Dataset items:
* Start *

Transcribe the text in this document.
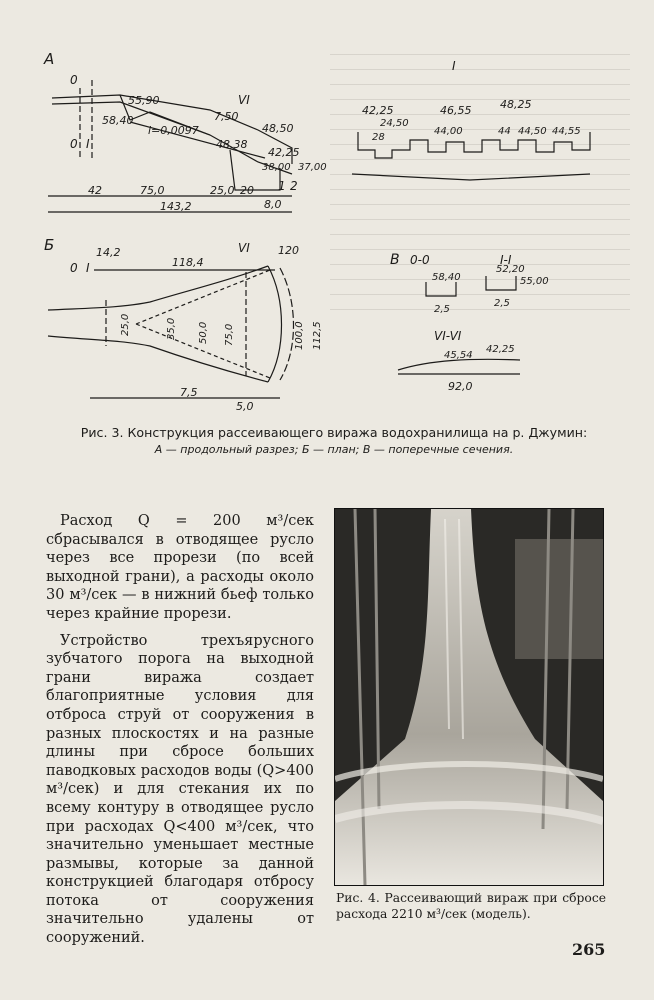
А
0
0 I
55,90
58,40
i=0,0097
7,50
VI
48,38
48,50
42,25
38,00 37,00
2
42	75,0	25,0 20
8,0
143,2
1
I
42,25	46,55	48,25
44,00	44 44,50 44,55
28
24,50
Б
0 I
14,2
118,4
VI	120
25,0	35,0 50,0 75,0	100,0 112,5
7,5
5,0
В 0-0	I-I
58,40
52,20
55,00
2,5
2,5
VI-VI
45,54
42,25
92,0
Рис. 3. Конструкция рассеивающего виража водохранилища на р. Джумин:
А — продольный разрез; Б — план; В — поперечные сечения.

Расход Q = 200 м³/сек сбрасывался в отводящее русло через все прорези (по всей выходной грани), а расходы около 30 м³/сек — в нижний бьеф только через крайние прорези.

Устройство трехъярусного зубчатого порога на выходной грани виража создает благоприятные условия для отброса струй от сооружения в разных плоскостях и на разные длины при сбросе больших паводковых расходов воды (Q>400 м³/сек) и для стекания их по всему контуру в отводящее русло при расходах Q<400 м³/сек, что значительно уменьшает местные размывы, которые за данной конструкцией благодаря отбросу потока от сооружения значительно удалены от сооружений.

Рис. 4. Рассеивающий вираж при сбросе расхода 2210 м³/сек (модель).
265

* End *

WRITTEN TASK => Make an exact copy of the data above, pictures excluded.

SOLUTION TO THIS EXERCISE =>
Transcribe the text in this document.
А
0
0 I
55,90
58,40
i=0,0097
7,50
VI
48,38
48,50
42,25
38,00 37,00
2
42	75,0	25,0 20
8,0
143,2
1
I
42,25	46,55	48,25
44,00	44 44,50 44,55
28
24,50
Б
0 I
14,2
118,4
VI	120
25,0	35,0 50,0 75,0	100,0 112,5
7,5
5,0
В 0-0	I-I
58,40
52,20
55,00
2,5
2,5
VI-VI
45,54
42,25
92,0
Рис. 3. Конструкция рассеивающего виража водохранилища на р. Джумин:
А — продольный разрез; Б — план; В — поперечные сечения.

Расход Q = 200 м³/сек сбрасывался в отводящее русло через все прорези (по всей выходной грани), а расходы около 30 м³/сек — в нижний бьеф только через крайние прорези.

Устройство трехъярусного зубчатого порога на выходной грани виража создает благоприятные условия для отброса струй от сооружения в разных плоскостях и на разные длины при сбросе больших паводковых расходов воды (Q>400 м³/сек) и для стекания их по всему контуру в отводящее русло при расходах Q<400 м³/сек, что значительно уменьшает местные размывы, которые за данной конструкцией благодаря отбросу потока от сооружения значительно удалены от сооружений.

Рис. 4. Рассеивающий вираж при сбросе расхода 2210 м³/сек (модель).
265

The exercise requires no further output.